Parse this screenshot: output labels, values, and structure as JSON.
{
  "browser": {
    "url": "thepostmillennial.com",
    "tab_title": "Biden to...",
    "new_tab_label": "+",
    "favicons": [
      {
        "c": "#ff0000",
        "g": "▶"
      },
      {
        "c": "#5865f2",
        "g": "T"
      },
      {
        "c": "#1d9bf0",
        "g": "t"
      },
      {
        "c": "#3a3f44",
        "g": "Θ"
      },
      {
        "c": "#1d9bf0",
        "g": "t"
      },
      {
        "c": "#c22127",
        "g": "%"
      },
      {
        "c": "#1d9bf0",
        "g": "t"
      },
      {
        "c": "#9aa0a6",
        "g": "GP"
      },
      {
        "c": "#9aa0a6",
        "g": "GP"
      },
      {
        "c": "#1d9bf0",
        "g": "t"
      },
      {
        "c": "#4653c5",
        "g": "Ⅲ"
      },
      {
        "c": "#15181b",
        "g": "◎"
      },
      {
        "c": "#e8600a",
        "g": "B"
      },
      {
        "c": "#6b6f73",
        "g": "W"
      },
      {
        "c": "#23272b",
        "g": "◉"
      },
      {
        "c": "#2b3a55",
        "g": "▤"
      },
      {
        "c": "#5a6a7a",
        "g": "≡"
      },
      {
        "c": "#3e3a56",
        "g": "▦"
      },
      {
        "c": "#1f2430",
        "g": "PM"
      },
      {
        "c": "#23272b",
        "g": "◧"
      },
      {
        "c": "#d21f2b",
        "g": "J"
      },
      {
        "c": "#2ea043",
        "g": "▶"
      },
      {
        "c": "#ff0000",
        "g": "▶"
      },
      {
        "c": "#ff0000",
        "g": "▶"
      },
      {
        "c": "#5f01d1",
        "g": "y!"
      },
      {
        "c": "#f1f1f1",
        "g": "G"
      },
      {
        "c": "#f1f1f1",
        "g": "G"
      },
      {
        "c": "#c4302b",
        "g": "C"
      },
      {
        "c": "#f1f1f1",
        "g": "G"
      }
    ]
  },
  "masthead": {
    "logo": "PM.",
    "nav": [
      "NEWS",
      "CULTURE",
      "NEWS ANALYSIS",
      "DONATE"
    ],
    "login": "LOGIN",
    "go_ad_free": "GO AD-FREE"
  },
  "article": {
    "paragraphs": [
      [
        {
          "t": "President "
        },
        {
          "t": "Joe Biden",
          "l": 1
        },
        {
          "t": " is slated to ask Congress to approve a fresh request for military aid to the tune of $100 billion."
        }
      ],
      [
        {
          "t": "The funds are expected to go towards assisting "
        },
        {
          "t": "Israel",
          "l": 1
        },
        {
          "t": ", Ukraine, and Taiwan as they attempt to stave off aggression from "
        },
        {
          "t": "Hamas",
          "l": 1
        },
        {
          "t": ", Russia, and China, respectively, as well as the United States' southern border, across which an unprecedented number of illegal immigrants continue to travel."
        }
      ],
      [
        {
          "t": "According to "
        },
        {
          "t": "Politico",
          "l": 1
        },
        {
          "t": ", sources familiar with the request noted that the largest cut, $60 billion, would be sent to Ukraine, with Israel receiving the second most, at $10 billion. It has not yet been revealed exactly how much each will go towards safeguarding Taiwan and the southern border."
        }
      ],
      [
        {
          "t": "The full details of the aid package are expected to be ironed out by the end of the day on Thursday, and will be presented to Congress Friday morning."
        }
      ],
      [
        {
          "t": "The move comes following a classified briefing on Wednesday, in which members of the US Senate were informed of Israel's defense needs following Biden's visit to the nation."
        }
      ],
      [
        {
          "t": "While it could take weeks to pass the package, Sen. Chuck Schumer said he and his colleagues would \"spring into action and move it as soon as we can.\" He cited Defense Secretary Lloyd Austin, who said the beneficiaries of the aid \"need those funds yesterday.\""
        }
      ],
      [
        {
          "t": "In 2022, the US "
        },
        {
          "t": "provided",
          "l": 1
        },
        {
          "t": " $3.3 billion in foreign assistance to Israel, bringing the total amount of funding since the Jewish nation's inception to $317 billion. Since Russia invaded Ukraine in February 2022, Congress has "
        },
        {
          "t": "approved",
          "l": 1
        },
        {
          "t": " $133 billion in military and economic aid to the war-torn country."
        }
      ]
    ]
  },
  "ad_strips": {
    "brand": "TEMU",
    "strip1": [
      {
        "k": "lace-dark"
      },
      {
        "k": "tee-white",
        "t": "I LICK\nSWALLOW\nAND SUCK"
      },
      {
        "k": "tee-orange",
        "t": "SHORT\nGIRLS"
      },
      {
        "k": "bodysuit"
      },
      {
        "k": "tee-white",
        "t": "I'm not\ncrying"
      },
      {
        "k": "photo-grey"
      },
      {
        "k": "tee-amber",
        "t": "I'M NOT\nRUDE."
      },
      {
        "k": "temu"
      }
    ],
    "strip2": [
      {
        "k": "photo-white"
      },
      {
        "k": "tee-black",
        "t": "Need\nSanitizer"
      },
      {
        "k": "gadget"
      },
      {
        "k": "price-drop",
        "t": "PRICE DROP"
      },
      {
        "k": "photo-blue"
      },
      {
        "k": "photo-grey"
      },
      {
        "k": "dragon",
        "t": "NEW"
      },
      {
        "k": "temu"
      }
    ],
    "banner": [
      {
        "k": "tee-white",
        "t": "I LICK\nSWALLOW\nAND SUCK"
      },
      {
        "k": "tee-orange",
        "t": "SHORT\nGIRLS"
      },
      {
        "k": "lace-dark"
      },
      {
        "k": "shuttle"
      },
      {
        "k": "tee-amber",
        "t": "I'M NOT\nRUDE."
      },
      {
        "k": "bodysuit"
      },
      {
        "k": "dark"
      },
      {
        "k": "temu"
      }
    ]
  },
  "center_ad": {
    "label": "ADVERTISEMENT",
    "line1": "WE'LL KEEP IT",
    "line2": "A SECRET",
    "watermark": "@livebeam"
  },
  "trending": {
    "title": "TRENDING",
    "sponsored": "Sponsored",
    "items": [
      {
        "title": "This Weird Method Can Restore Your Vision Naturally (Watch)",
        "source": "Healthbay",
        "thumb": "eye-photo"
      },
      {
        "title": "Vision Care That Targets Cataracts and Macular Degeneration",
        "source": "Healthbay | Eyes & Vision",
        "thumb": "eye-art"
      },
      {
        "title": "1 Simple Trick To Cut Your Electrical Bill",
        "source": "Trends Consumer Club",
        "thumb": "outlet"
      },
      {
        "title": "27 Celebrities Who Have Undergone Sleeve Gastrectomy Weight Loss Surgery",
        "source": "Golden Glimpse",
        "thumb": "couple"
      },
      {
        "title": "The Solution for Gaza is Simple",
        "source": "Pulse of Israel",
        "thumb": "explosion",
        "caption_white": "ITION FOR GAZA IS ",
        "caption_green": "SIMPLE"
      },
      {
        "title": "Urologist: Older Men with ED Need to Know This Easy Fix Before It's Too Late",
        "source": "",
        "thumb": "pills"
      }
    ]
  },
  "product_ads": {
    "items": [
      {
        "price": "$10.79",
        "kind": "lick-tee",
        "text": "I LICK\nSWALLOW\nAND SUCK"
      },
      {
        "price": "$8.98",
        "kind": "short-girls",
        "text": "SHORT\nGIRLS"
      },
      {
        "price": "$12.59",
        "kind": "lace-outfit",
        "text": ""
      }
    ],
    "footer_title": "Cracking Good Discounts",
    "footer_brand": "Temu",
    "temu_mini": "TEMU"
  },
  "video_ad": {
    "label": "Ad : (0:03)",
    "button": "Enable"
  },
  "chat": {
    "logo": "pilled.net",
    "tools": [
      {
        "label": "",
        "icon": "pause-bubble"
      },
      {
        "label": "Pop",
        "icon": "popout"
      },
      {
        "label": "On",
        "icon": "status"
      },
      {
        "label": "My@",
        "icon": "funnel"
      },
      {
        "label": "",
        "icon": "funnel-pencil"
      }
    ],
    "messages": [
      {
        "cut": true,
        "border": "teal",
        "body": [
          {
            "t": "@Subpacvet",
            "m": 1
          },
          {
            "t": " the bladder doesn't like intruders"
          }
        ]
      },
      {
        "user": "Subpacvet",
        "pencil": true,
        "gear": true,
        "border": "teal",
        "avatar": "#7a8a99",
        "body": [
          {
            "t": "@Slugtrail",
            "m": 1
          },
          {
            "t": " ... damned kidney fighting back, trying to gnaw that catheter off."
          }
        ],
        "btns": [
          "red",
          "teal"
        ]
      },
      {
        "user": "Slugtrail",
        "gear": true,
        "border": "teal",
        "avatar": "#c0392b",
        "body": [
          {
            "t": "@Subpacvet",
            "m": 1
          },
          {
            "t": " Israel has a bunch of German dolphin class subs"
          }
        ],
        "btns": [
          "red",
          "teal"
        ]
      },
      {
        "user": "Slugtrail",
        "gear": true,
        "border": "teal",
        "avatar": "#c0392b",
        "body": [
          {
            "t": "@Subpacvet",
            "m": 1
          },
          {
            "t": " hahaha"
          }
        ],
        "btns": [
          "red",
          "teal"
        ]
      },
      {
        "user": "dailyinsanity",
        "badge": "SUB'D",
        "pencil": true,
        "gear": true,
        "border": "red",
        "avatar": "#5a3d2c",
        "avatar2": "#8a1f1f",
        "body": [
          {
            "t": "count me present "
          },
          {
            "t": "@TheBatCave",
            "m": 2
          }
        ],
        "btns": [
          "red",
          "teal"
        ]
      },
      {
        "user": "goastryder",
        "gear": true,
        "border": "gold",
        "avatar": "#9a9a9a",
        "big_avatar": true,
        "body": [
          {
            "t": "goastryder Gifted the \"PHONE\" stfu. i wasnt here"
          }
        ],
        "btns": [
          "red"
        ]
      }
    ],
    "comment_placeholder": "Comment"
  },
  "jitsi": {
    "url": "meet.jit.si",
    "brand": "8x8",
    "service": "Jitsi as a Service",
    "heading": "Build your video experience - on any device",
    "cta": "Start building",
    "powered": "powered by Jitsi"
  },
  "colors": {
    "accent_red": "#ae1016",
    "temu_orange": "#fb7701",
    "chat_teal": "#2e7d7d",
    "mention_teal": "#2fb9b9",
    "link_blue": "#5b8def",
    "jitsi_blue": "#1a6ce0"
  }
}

Written task -
Using the listing above, locate the lines that hold "Biden" and copy each one.

Final result -
    "tab_title": "Biden to...",
          "t": "Joe Biden",
          "t": "The move comes following a classified briefing on Wednesday, in which members of the US Senate were informed of Israel's defense needs following Biden's visit to the nation."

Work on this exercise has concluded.